Task brief
Every record that follows should be printed verbatim.

--- BEGIN Information shown ---

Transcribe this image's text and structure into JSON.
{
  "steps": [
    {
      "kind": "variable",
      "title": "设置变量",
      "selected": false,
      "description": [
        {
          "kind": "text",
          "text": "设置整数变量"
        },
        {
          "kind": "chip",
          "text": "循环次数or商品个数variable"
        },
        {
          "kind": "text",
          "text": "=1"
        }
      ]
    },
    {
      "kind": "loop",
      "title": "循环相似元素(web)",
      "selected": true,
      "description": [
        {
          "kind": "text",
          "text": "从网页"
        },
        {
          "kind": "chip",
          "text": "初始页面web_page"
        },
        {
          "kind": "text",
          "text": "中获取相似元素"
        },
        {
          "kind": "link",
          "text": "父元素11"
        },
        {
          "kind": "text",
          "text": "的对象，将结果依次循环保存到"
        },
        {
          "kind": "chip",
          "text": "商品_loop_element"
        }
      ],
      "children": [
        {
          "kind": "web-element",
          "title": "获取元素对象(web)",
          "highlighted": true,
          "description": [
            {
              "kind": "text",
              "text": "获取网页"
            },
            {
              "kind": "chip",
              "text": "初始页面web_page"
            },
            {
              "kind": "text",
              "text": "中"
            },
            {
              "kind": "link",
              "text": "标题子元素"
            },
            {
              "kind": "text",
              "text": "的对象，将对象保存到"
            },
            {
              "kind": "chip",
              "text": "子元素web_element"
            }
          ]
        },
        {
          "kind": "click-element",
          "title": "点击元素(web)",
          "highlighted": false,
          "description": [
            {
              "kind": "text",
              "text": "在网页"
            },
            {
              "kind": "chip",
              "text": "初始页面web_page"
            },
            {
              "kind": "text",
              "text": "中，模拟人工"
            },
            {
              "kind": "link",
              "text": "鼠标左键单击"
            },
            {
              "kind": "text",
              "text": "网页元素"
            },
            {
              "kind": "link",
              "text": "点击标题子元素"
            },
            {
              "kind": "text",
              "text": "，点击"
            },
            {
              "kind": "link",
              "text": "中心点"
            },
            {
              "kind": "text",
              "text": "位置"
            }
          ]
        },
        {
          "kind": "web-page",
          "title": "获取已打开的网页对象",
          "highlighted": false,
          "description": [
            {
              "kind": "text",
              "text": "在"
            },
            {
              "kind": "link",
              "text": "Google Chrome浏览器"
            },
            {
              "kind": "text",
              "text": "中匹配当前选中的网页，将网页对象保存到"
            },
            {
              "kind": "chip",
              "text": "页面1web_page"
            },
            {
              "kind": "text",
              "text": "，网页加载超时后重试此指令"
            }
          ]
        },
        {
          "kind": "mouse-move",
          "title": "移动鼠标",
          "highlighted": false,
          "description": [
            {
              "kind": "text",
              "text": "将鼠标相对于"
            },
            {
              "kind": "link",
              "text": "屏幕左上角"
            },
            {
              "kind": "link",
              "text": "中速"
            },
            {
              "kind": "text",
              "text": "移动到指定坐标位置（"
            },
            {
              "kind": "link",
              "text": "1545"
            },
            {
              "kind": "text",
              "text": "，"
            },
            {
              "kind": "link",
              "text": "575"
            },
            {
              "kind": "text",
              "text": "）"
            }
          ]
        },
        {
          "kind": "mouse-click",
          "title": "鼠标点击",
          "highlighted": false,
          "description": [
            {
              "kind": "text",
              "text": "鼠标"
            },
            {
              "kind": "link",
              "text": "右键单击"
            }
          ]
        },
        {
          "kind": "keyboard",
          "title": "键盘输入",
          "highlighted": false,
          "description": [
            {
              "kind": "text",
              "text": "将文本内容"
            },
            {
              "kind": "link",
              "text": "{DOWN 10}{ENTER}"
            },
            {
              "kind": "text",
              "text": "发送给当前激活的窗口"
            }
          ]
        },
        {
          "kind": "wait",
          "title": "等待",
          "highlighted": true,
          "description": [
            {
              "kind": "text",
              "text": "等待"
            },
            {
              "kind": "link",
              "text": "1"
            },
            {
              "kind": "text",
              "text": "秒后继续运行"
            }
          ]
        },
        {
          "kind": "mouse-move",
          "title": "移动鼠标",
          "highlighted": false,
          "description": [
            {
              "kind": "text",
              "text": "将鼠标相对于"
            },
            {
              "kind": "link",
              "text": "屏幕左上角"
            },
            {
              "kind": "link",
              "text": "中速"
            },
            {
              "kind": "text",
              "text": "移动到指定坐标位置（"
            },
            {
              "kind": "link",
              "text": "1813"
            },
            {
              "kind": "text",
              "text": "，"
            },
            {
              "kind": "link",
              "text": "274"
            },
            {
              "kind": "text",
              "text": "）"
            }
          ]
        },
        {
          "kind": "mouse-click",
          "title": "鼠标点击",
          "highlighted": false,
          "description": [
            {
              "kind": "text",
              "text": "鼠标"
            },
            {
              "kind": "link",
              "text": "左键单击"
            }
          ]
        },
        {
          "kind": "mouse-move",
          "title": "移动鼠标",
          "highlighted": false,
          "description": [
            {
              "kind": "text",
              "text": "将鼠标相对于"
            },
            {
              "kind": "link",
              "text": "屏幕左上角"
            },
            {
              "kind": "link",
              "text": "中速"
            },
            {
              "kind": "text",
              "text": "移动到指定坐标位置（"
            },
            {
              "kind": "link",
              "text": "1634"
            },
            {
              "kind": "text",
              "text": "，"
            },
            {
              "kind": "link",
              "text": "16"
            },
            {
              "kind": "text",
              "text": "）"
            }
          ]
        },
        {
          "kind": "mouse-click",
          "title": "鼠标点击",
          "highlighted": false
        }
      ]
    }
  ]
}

--- END Information shown ---

Complete output
Transcribe this image's text and structure into JSON.
{
  "steps": [
    {
      "kind": "variable",
      "title": "设置变量",
      "selected": false,
      "description": [
        {
          "kind": "text",
          "text": "设置整数变量"
        },
        {
          "kind": "chip",
          "text": "循环次数or商品个数variable"
        },
        {
          "kind": "text",
          "text": "=1"
        }
      ]
    },
    {
      "kind": "loop",
      "title": "循环相似元素(web)",
      "selected": true,
      "description": [
        {
          "kind": "text",
          "text": "从网页"
        },
        {
          "kind": "chip",
          "text": "初始页面web_page"
        },
        {
          "kind": "text",
          "text": "中获取相似元素"
        },
        {
          "kind": "link",
          "text": "父元素11"
        },
        {
          "kind": "text",
          "text": "的对象，将结果依次循环保存到"
        },
        {
          "kind": "chip",
          "text": "商品_loop_element"
        }
      ],
      "children": [
        {
          "kind": "web-element",
          "title": "获取元素对象(web)",
          "highlighted": true,
          "description": [
            {
              "kind": "text",
              "text": "获取网页"
            },
            {
              "kind": "chip",
              "text": "初始页面web_page"
            },
            {
              "kind": "text",
              "text": "中"
            },
            {
              "kind": "link",
              "text": "标题子元素"
            },
            {
              "kind": "text",
              "text": "的对象，将对象保存到"
            },
            {
              "kind": "chip",
              "text": "子元素web_element"
            }
          ]
        },
        {
          "kind": "click-element",
          "title": "点击元素(web)",
          "highlighted": false,
          "description": [
            {
              "kind": "text",
              "text": "在网页"
            },
            {
              "kind": "chip",
              "text": "初始页面web_page"
            },
            {
              "kind": "text",
              "text": "中，模拟人工"
            },
            {
              "kind": "link",
              "text": "鼠标左键单击"
            },
            {
              "kind": "text",
              "text": "网页元素"
            },
            {
              "kind": "link",
              "text": "点击标题子元素"
            },
            {
              "kind": "text",
              "text": "，点击"
            },
            {
              "kind": "link",
              "text": "中心点"
            },
            {
              "kind": "text",
              "text": "位置"
            }
          ]
        },
        {
          "kind": "web-page",
          "title": "获取已打开的网页对象",
          "highlighted": false,
          "description": [
            {
              "kind": "text",
              "text": "在"
            },
            {
              "kind": "link",
              "text": "Google Chrome浏览器"
            },
            {
              "kind": "text",
              "text": "中匹配当前选中的网页，将网页对象保存到"
            },
            {
              "kind": "chip",
              "text": "页面1web_page"
            },
            {
              "kind": "text",
              "text": "，网页加载超时后重试此指令"
            }
          ]
        },
        {
          "kind": "mouse-move",
          "title": "移动鼠标",
          "highlighted": false,
          "description": [
            {
              "kind": "text",
              "text": "将鼠标相对于"
            },
            {
              "kind": "link",
              "text": "屏幕左上角"
            },
            {
              "kind": "link",
              "text": "中速"
            },
            {
              "kind": "text",
              "text": "移动到指定坐标位置（"
            },
            {
              "kind": "link",
              "text": "1545"
            },
            {
              "kind": "text",
              "text": "，"
            },
            {
              "kind": "link",
              "text": "575"
            },
            {
              "kind": "text",
              "text": "）"
            }
          ]
        },
        {
          "kind": "mouse-click",
          "title": "鼠标点击",
          "highlighted": false,
          "description": [
            {
              "kind": "text",
              "text": "鼠标"
            },
            {
              "kind": "link",
              "text": "右键单击"
            }
          ]
        },
        {
          "kind": "keyboard",
          "title": "键盘输入",
          "highlighted": false,
          "description": [
            {
              "kind": "text",
              "text": "将文本内容"
            },
            {
              "kind": "link",
              "text": "{DOWN 10}{ENTER}"
            },
            {
              "kind": "text",
              "text": "发送给当前激活的窗口"
            }
          ]
        },
        {
          "kind": "wait",
          "title": "等待",
          "highlighted": true,
          "description": [
            {
              "kind": "text",
              "text": "等待"
            },
            {
              "kind": "link",
              "text": "1"
            },
            {
              "kind": "text",
              "text": "秒后继续运行"
            }
          ]
        },
        {
          "kind": "mouse-move",
          "title": "移动鼠标",
          "highlighted": false,
          "description": [
            {
              "kind": "text",
              "text": "将鼠标相对于"
            },
            {
              "kind": "link",
              "text": "屏幕左上角"
            },
            {
              "kind": "link",
              "text": "中速"
            },
            {
              "kind": "text",
              "text": "移动到指定坐标位置（"
            },
            {
              "kind": "link",
              "text": "1813"
            },
            {
              "kind": "text",
              "text": "，"
            },
            {
              "kind": "link",
              "text": "274"
            },
            {
              "kind": "text",
              "text": "）"
            }
          ]
        },
        {
          "kind": "mouse-click",
          "title": "鼠标点击",
          "highlighted": false,
          "description": [
            {
              "kind": "text",
              "text": "鼠标"
            },
            {
              "kind": "link",
              "text": "左键单击"
            }
          ]
        },
        {
          "kind": "mouse-move",
          "title": "移动鼠标",
          "highlighted": false,
          "description": [
            {
              "kind": "text",
              "text": "将鼠标相对于"
            },
            {
              "kind": "link",
              "text": "屏幕左上角"
            },
            {
              "kind": "link",
              "text": "中速"
            },
            {
              "kind": "text",
              "text": "移动到指定坐标位置（"
            },
            {
              "kind": "link",
              "text": "1634"
            },
            {
              "kind": "text",
              "text": "，"
            },
            {
              "kind": "link",
              "text": "16"
            },
            {
              "kind": "text",
              "text": "）"
            }
          ]
        },
        {
          "kind": "mouse-click",
          "title": "鼠标点击",
          "highlighted": false
        }
      ]
    }
  ]
}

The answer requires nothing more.